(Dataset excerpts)
------

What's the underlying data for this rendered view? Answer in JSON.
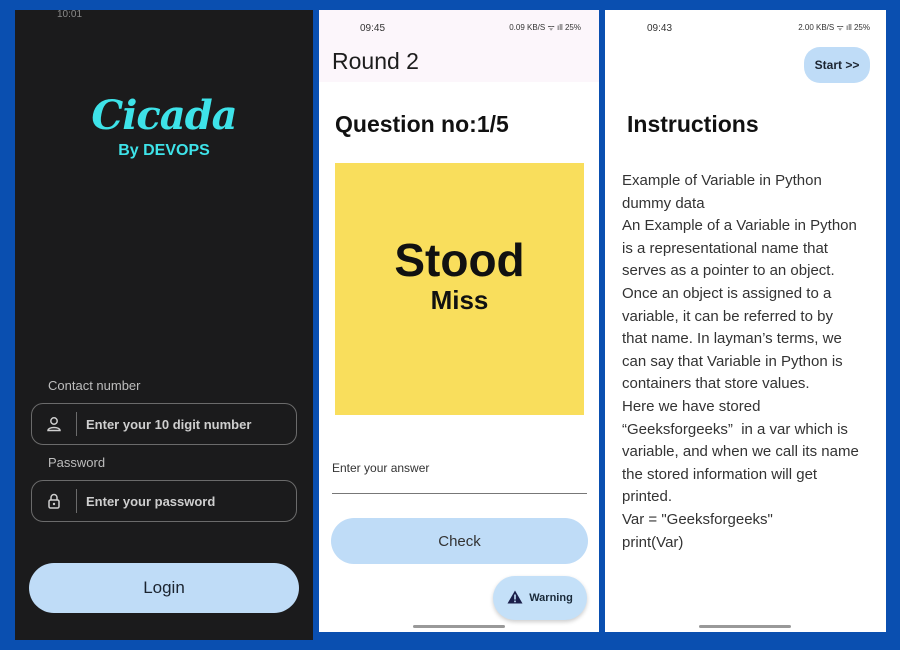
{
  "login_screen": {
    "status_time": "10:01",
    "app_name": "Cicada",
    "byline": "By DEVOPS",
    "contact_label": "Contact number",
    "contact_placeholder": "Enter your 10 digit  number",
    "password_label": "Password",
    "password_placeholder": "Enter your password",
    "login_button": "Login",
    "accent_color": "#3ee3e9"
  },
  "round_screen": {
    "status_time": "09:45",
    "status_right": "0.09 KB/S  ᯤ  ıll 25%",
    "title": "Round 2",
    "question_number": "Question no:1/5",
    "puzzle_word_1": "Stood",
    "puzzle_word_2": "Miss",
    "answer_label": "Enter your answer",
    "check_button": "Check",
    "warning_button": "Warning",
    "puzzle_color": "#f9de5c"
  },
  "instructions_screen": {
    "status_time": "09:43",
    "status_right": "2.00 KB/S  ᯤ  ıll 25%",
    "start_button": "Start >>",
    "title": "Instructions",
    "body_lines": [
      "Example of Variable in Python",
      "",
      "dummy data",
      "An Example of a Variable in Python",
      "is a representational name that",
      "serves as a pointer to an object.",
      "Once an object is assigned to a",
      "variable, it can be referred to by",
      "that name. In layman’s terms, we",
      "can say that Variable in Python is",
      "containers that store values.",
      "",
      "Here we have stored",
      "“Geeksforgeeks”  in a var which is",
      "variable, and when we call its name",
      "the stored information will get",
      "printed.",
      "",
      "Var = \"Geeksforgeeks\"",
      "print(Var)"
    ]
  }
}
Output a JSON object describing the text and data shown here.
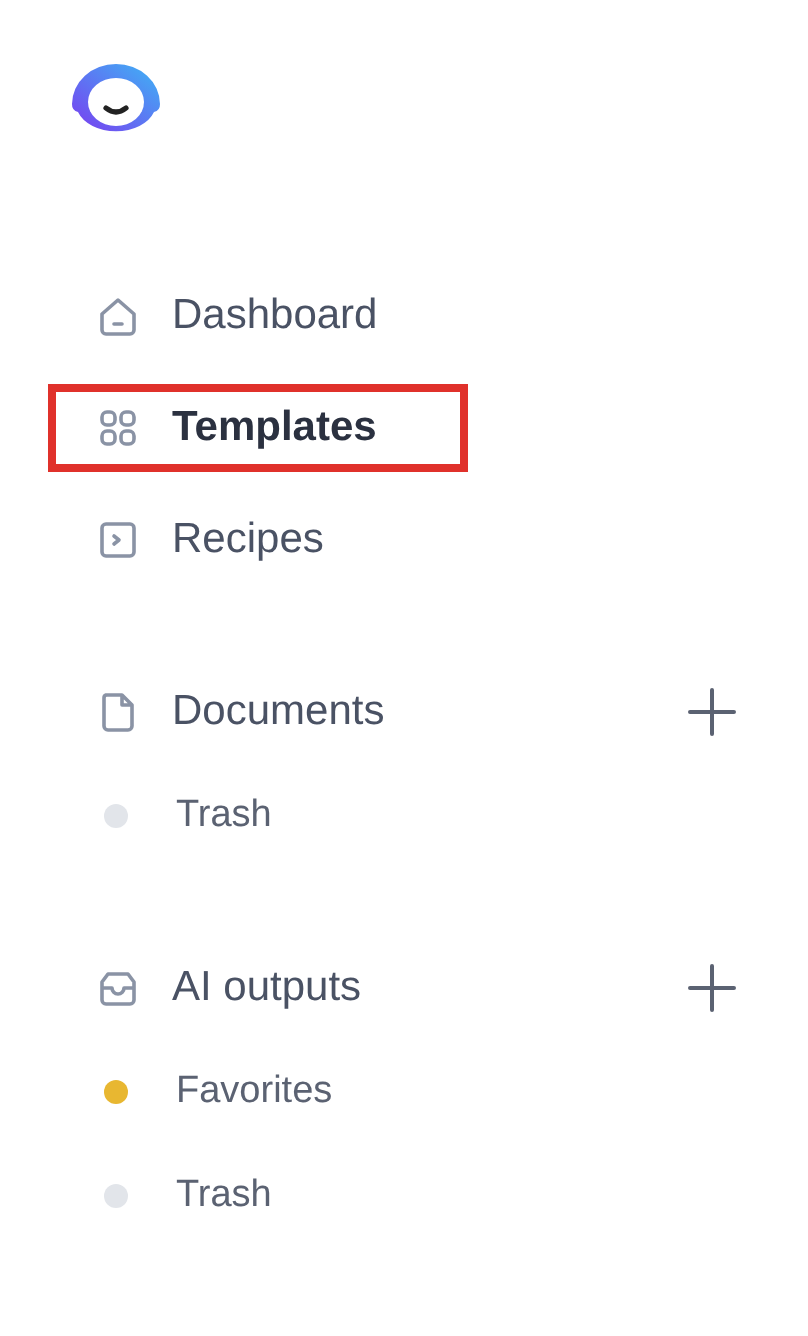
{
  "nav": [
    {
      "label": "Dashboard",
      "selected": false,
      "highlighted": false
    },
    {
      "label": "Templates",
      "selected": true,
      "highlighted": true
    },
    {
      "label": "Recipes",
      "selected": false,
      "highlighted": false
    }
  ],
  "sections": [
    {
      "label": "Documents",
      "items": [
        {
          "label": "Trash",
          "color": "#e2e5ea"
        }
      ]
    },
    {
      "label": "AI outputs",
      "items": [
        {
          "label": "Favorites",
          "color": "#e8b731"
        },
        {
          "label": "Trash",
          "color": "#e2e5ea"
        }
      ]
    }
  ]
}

------

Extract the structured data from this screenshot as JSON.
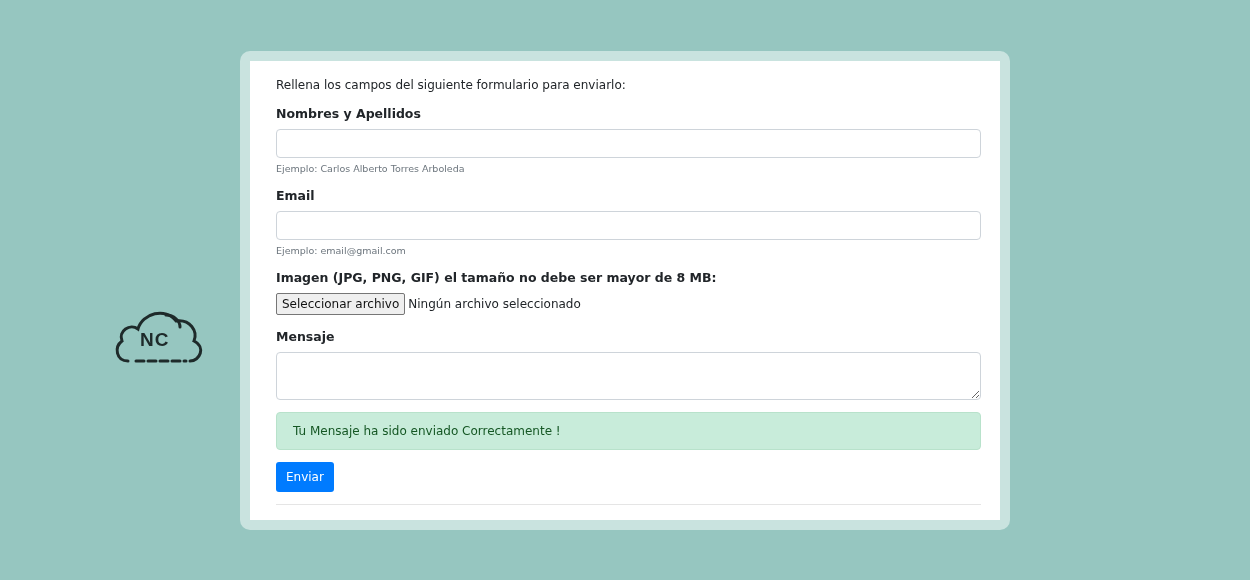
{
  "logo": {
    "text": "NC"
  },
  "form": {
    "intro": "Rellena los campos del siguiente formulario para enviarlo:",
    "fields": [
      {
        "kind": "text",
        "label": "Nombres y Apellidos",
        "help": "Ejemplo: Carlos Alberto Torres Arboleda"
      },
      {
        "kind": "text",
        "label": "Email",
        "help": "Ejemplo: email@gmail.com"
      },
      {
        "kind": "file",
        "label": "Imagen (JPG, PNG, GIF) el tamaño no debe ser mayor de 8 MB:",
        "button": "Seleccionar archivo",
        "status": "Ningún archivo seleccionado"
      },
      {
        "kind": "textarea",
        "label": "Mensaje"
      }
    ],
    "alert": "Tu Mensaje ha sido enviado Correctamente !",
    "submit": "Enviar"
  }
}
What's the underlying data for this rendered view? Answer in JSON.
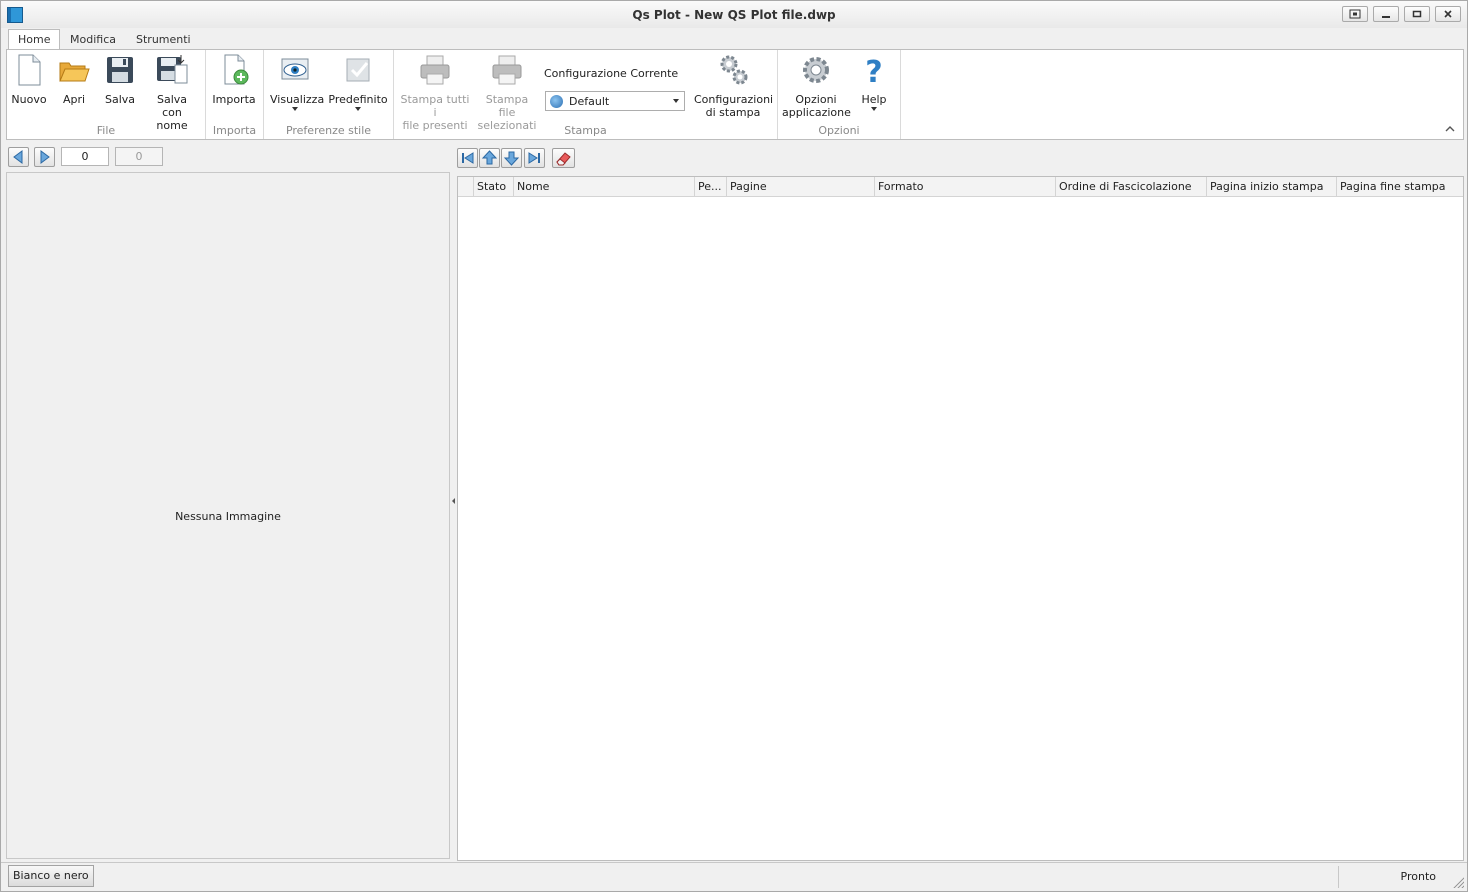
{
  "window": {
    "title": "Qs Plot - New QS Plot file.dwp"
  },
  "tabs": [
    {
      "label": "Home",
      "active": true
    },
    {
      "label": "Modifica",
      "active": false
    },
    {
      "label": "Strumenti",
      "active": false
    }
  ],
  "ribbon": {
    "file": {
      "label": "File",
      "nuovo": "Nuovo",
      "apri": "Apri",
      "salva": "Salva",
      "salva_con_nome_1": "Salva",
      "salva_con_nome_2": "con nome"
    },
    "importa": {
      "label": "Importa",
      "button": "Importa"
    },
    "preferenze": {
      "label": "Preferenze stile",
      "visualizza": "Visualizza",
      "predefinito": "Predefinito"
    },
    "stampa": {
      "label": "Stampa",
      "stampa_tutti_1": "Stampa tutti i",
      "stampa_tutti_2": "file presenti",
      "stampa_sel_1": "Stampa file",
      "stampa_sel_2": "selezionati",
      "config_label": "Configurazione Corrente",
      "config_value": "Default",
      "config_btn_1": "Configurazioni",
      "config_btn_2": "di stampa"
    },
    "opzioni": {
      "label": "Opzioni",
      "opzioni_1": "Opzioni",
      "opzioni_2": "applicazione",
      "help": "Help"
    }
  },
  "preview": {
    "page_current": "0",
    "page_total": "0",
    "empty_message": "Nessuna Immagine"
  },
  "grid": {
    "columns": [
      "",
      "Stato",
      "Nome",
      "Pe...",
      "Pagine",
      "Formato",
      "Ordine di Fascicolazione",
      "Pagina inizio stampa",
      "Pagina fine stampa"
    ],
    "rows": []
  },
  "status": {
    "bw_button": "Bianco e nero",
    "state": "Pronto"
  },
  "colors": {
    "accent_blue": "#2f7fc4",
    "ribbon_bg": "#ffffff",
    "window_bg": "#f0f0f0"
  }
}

------

Problem
Collect the lines of the records that include the string "Geeksforgeeks".

Answer below
      "“Geeksforgeeks”  in a var which is",
      "Var = \"Geeksforgeeks\"",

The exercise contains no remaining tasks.